Dataset:

★ ★ ★ ★

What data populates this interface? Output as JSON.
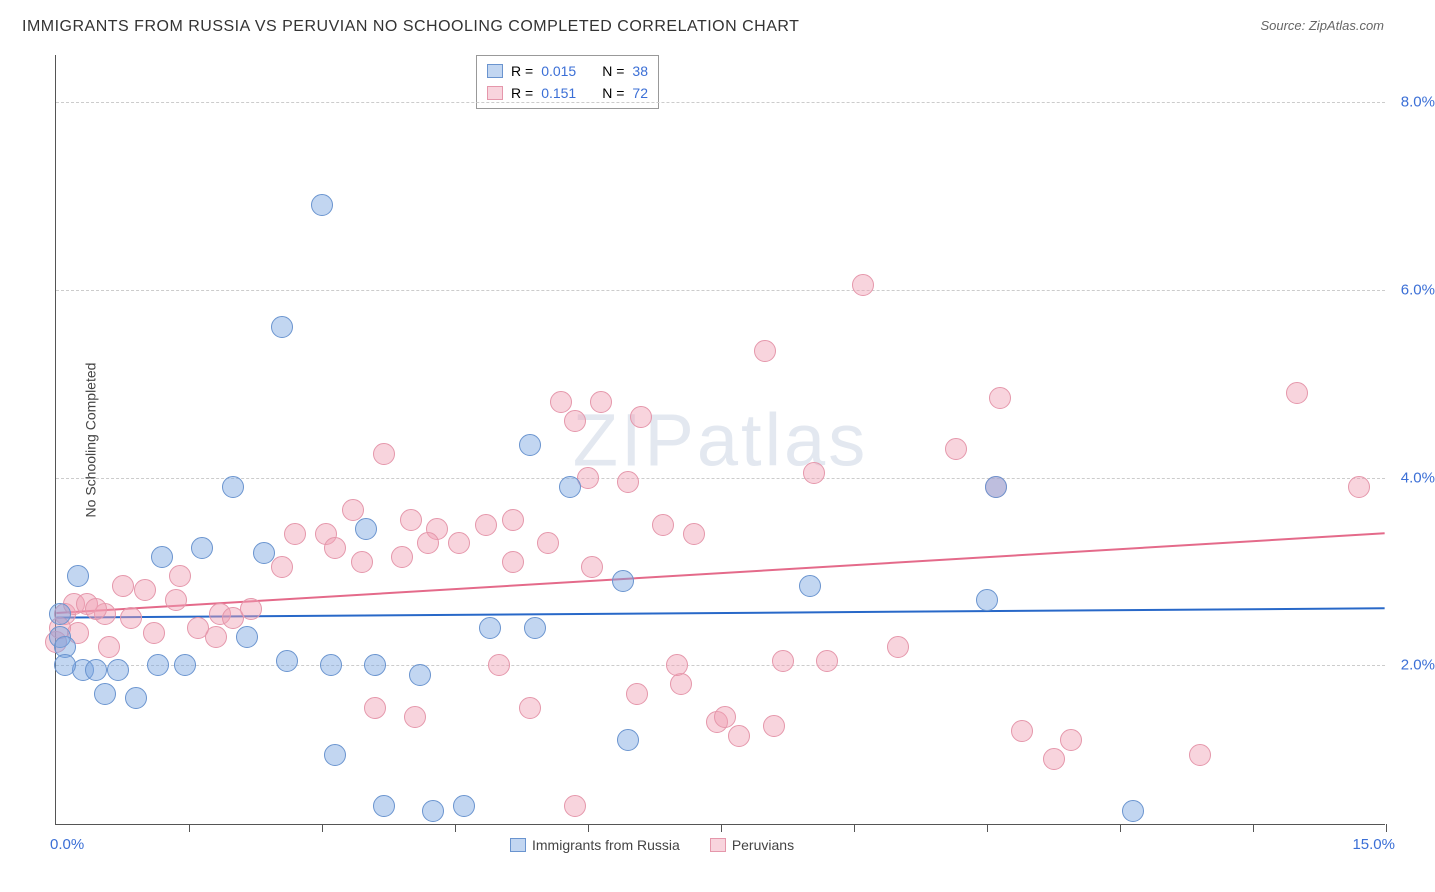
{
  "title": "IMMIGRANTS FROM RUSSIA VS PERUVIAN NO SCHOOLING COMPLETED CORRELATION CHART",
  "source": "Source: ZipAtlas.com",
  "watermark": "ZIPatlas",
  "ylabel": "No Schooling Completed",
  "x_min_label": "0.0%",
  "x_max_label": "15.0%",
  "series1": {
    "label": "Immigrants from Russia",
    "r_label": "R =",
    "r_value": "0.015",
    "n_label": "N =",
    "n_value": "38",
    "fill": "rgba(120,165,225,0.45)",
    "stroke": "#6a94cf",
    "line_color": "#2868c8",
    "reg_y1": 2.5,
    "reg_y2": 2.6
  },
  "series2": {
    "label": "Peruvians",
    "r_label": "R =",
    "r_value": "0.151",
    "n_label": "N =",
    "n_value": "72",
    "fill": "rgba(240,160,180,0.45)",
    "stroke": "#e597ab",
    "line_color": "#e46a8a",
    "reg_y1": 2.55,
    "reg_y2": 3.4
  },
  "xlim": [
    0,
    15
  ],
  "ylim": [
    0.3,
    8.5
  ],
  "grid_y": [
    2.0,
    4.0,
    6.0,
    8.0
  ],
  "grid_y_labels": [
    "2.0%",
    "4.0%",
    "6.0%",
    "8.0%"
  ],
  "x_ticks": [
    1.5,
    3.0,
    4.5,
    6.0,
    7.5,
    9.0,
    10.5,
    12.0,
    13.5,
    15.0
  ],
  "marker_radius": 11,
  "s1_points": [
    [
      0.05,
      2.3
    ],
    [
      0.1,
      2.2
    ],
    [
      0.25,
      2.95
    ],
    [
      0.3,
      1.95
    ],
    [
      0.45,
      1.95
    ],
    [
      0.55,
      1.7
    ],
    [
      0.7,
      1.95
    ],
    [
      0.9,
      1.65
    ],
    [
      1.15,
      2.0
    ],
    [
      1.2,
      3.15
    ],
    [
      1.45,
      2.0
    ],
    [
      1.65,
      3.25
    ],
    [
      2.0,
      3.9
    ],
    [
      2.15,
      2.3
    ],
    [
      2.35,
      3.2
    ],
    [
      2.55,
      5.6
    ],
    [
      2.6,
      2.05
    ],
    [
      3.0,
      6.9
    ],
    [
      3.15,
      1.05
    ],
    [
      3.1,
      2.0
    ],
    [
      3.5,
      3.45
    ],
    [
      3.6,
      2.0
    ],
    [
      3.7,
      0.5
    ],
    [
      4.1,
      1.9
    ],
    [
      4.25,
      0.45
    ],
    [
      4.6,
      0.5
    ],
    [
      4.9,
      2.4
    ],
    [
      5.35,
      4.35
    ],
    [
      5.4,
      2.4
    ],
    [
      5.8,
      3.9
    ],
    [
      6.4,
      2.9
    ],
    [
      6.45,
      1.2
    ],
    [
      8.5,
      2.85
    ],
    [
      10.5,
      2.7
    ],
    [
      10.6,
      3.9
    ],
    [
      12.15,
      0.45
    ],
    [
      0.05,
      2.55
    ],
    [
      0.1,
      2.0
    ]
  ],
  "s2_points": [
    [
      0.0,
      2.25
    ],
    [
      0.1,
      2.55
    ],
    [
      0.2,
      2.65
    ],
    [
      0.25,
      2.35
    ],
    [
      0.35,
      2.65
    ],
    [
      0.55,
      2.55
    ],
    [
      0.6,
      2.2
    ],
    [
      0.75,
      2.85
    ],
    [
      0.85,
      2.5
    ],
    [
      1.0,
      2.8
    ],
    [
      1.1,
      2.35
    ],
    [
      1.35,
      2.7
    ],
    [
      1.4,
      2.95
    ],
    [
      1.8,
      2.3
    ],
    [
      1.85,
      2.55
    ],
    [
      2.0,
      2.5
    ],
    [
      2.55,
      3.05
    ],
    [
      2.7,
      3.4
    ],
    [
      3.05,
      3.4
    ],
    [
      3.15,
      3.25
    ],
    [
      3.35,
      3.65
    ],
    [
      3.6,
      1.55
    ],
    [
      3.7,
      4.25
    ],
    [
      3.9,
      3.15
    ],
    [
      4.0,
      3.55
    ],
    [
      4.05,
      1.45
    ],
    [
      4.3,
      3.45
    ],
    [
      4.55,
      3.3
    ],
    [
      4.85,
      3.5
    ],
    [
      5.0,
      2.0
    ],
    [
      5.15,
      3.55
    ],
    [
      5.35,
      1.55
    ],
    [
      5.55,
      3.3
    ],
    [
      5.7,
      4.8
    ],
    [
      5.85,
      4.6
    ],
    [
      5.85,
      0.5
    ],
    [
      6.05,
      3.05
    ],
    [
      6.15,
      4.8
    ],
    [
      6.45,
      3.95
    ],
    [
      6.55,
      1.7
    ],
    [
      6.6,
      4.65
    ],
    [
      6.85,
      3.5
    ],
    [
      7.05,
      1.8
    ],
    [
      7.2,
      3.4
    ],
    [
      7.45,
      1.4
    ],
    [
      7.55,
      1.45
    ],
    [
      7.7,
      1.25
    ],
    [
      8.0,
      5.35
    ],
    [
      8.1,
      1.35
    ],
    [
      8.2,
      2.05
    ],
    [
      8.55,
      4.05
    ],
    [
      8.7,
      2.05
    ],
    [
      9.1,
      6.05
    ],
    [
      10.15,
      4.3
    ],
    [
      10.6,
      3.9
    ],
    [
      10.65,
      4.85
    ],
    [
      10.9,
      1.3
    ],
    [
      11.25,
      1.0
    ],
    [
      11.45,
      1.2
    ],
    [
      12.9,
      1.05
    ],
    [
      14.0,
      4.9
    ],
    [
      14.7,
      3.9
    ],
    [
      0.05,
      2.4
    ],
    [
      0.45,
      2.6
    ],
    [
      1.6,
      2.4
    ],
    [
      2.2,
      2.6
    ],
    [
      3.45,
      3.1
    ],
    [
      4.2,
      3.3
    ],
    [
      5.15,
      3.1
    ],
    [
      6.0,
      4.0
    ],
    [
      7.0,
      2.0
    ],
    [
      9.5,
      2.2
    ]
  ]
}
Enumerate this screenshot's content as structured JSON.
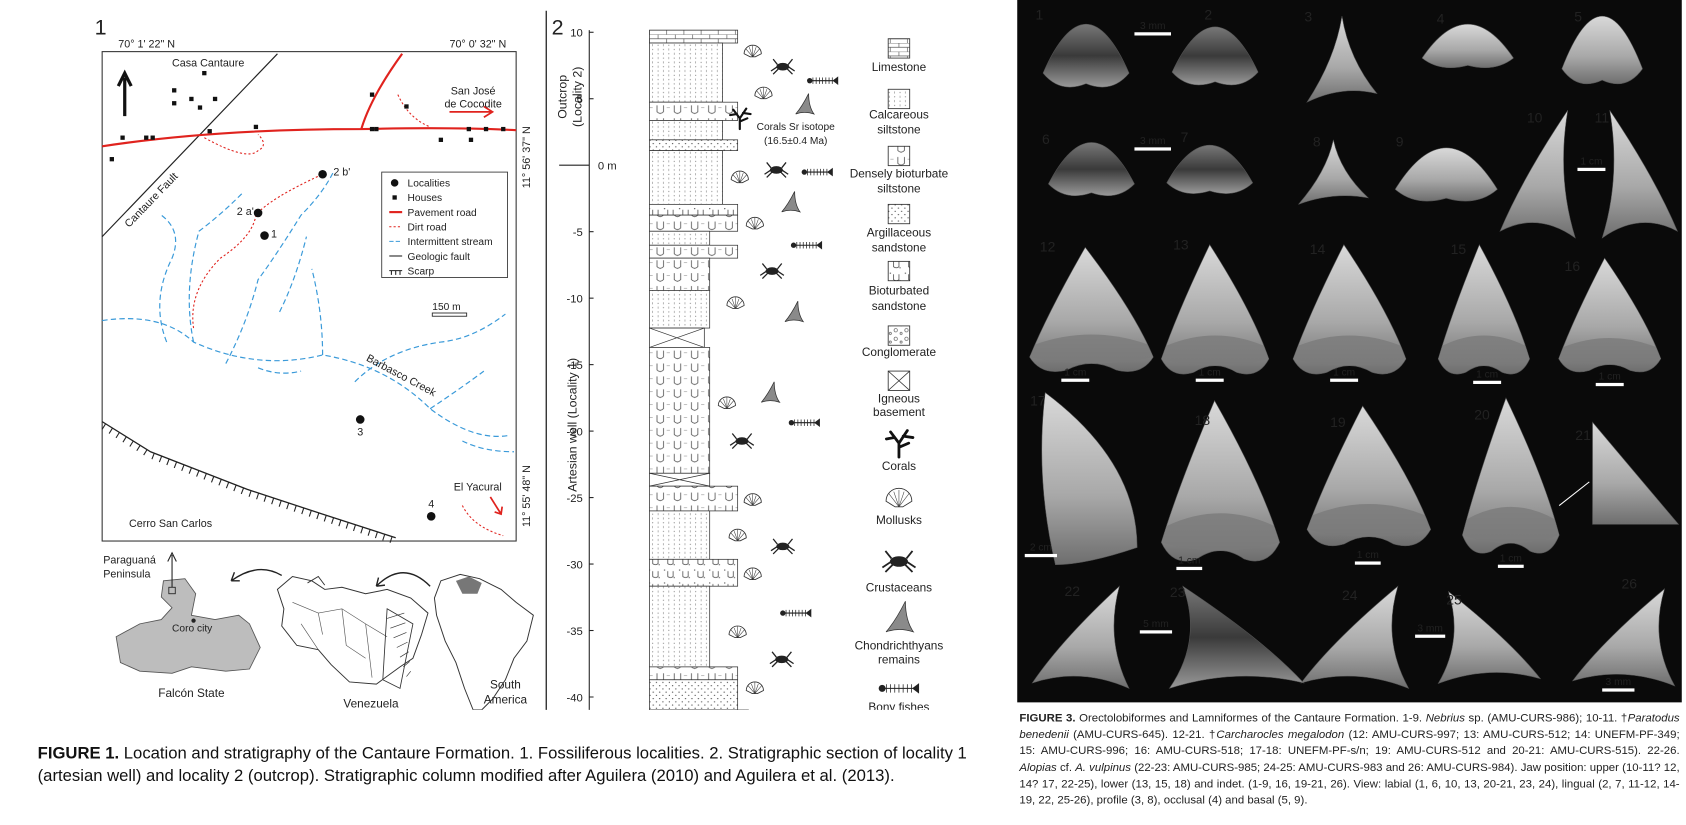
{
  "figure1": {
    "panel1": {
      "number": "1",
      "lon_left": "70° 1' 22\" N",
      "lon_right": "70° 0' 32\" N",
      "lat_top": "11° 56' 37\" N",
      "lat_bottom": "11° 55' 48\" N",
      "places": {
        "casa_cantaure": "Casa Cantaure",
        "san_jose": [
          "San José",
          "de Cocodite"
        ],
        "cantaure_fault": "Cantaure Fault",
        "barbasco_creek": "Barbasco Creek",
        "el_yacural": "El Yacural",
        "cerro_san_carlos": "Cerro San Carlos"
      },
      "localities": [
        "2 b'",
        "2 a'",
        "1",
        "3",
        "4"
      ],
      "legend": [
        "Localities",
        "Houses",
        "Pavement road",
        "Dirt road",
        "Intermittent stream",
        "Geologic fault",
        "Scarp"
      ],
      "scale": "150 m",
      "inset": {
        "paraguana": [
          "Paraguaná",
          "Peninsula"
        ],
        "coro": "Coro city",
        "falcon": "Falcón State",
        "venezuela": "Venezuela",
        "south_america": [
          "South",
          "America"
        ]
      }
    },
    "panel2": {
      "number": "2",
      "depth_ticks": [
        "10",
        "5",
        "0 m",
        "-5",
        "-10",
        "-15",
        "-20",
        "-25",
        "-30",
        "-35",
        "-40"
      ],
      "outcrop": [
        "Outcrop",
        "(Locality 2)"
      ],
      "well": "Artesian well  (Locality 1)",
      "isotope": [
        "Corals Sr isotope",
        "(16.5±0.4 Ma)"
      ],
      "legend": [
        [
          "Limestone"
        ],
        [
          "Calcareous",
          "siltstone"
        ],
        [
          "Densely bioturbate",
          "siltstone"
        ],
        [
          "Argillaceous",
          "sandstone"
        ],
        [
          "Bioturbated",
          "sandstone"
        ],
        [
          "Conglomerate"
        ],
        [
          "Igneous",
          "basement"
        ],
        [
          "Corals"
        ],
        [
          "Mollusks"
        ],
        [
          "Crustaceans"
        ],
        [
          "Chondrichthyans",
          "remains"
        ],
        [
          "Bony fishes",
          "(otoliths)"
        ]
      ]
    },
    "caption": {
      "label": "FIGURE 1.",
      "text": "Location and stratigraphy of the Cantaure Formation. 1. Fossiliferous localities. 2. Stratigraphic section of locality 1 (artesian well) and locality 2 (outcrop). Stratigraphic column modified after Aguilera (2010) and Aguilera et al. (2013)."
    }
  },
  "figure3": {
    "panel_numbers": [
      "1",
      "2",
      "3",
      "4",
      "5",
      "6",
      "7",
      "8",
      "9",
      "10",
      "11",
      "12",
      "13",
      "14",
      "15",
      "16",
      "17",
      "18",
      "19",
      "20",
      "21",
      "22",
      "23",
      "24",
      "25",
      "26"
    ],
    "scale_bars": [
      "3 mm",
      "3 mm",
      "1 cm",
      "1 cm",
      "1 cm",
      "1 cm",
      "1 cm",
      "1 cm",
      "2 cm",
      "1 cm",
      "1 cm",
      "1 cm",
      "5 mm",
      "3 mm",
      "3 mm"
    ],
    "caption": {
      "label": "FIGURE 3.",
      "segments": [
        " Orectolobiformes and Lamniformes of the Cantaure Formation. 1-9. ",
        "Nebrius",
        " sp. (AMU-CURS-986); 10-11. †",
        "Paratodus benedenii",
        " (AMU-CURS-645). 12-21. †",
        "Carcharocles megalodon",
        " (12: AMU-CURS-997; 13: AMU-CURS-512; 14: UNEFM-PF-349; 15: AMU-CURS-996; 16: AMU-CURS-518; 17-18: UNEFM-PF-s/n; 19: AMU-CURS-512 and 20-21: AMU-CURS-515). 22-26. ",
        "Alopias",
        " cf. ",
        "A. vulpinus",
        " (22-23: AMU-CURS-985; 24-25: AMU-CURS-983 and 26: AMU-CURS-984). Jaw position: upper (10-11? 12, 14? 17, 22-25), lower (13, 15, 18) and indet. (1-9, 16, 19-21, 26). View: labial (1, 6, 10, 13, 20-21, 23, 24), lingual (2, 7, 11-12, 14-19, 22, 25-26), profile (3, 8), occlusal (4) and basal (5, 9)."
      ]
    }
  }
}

★ ★ ★ ★

Show the lines of the data that hold the word "fill".

    "fill": "rgba(120,165,225,0.45)",
    "fill": "rgba(240,160,180,0.45)",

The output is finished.